__THE EXERCISE__
Without the pictures, copy all the entries below exactly.

Collected data entries
_ _ _ _ _ _ _
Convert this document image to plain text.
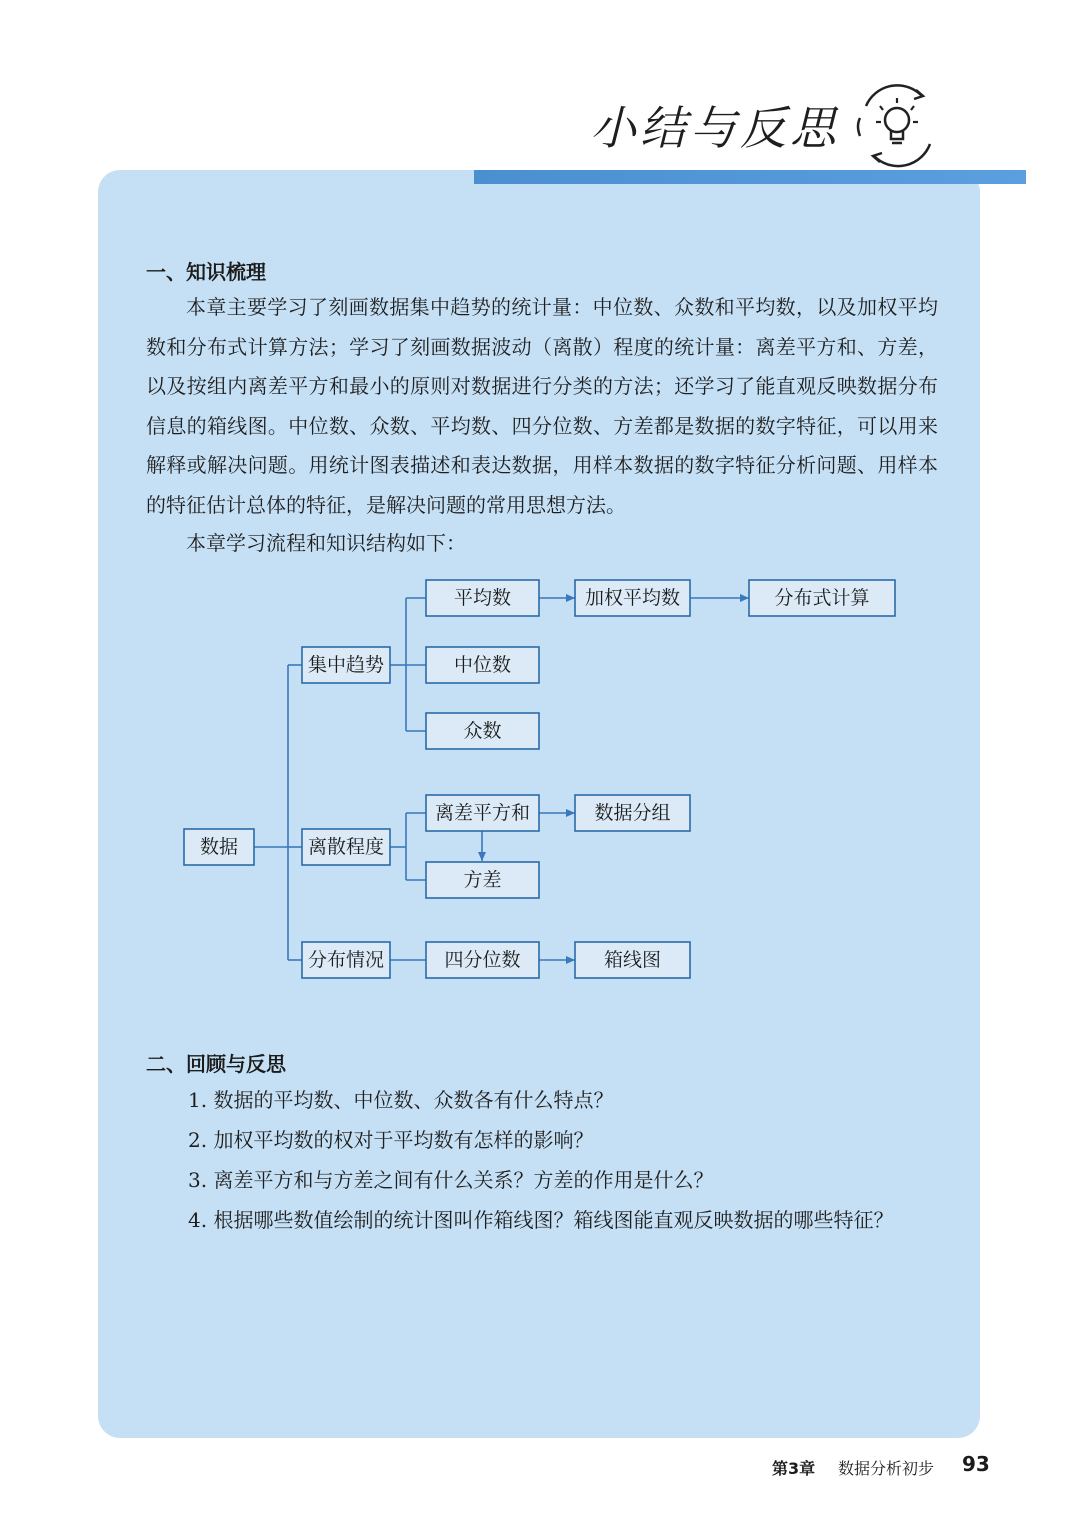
小结与反思
一、知识梳理

本章主要学习了刻画数据集中趋势的统计量：中位数、众数和平均数，以及加权平均数和分布式计算方法；学习了刻画数据波动（离散）程度的统计量：离差平方和、方差，以及按组内离差平方和最小的原则对数据进行分类的方法；还学习了能直观反映数据分布信息的箱线图。中位数、众数、平均数、四分位数、方差都是数据的数字特征，可以用来解释或解决问题。用统计图表描述和表达数据，用样本数据的数字特征分析问题、用样本的特征估计总体的特征，是解决问题的常用思想方法。

本章学习流程和知识结构如下：

数据
集中趋势
平均数	加权平均数	分布式计算
中位数
众数
离散程度
离差平方和	数据分组
方差
分布情况	四分位数	箱线图
二、回顾与反思

1. 数据的平均数、中位数、众数各有什么特点？

2. 加权平均数的权对于平均数有怎样的影响？

3. 离差平方和与方差之间有什么关系？方差的作用是什么？

4. 根据哪些数值绘制的统计图叫作箱线图？箱线图能直观反映数据的哪些特征？

第3章 数据分析初步 93
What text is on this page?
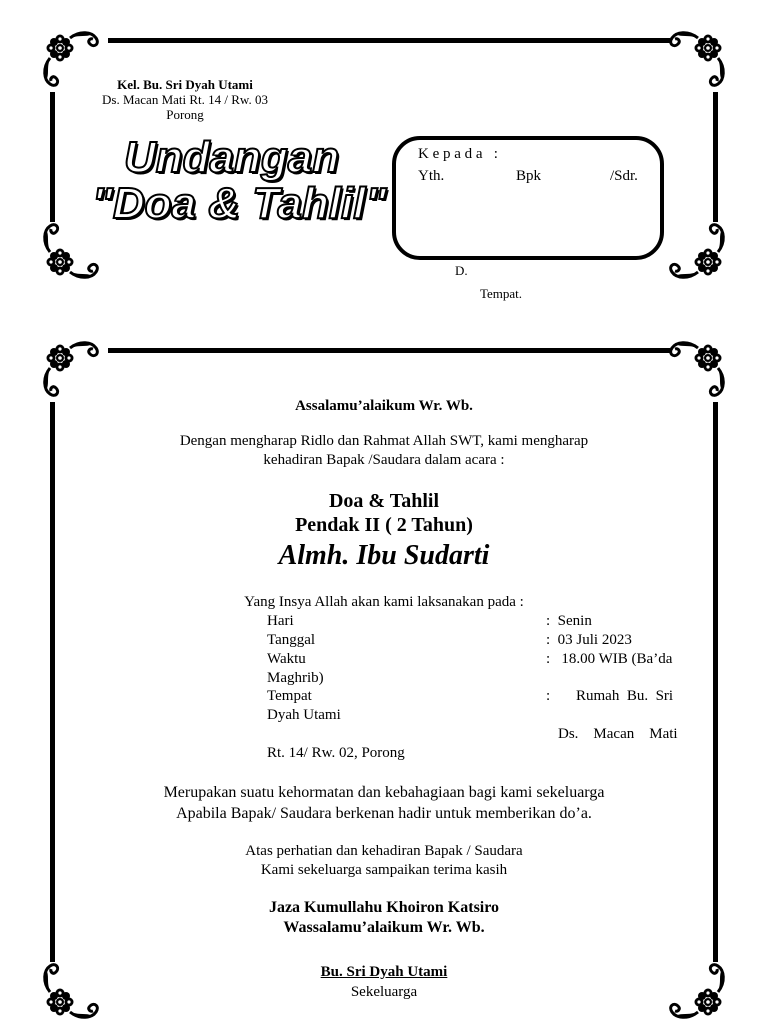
Kel. Bu. Sri Dyah Utami
Ds. Macan Mati Rt. 14 / Rw. 03
Porong
Undangan
"Doa & Tahlil"
K e p a d a   :
Yth.	Bpk	/Sdr.
D.
Tempat.
Assalamu’alaikum Wr. Wb.
Dengan mengharap Ridlo dan Rahmat Allah SWT, kami mengharap
kehadiran Bapak /Saudara dalam acara :
Doa & Tahlil
Pendak II ( 2 Tahun)
Almh. Ibu Sudarti
Yang Insya Allah akan kami laksanakan pada :
Hari	:  Senin
Tanggal	:  03 Juli 2023
Waktu	:   18.00 WIB (Ba’da
Maghrib)
Tempat	: Rumah  Bu.  Sri
Dyah Utami
Ds.    Macan    Mati
Rt. 14/ Rw. 02, Porong
Merupakan suatu kehormatan dan kebahagiaan bagi kami sekeluarga
Apabila Bapak/ Saudara berkenan hadir untuk memberikan do’a.
Atas perhatian dan kehadiran Bapak / Saudara
Kami sekeluarga sampaikan terima kasih
Jaza Kumullahu Khoiron Katsiro
Wassalamu’alaikum Wr. Wb.
Bu. Sri Dyah Utami
Sekeluarga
_ _ _ _ _ _ _
__RESPONSE TO THE TASK__
Convert this document image to plain text.
小结与反思
一、知识梳理

本章主要学习了刻画数据集中趋势的统计量：中位数、众数和平均数，以及加权平均数和分布式计算方法；学习了刻画数据波动（离散）程度的统计量：离差平方和、方差，以及按组内离差平方和最小的原则对数据进行分类的方法；还学习了能直观反映数据分布信息的箱线图。中位数、众数、平均数、四分位数、方差都是数据的数字特征，可以用来解释或解决问题。用统计图表描述和表达数据，用样本数据的数字特征分析问题、用样本的特征估计总体的特征，是解决问题的常用思想方法。

本章学习流程和知识结构如下：

数据
集中趋势
平均数	加权平均数	分布式计算
中位数
众数
离散程度
离差平方和	数据分组
方差
分布情况	四分位数	箱线图
二、回顾与反思

1. 数据的平均数、中位数、众数各有什么特点？

2. 加权平均数的权对于平均数有怎样的影响？

3. 离差平方和与方差之间有什么关系？方差的作用是什么？

4. 根据哪些数值绘制的统计图叫作箱线图？箱线图能直观反映数据的哪些特征？

第3章 数据分析初步 93
What text is on this page?
Kel. Bu. Sri Dyah Utami
Ds. Macan Mati Rt. 14 / Rw. 03
Porong
Undangan
"Doa & Tahlil"
K e p a d a   :
Yth.	Bpk	/Sdr.
D.
Tempat.
Assalamu’alaikum Wr. Wb.
Dengan mengharap Ridlo dan Rahmat Allah SWT, kami mengharap
kehadiran Bapak /Saudara dalam acara :
Doa & Tahlil
Pendak II ( 2 Tahun)
Almh. Ibu Sudarti
Yang Insya Allah akan kami laksanakan pada :
Hari	:  Senin
Tanggal	:  03 Juli 2023
Waktu	:   18.00 WIB (Ba’da
Maghrib)
Tempat	: Rumah  Bu.  Sri
Dyah Utami
Ds.    Macan    Mati
Rt. 14/ Rw. 02, Porong
Merupakan suatu kehormatan dan kebahagiaan bagi kami sekeluarga
Apabila Bapak/ Saudara berkenan hadir untuk memberikan do’a.
Atas perhatian dan kehadiran Bapak / Saudara
Kami sekeluarga sampaikan terima kasih
Jaza Kumullahu Khoiron Katsiro
Wassalamu’alaikum Wr. Wb.
Bu. Sri Dyah Utami
Sekeluarga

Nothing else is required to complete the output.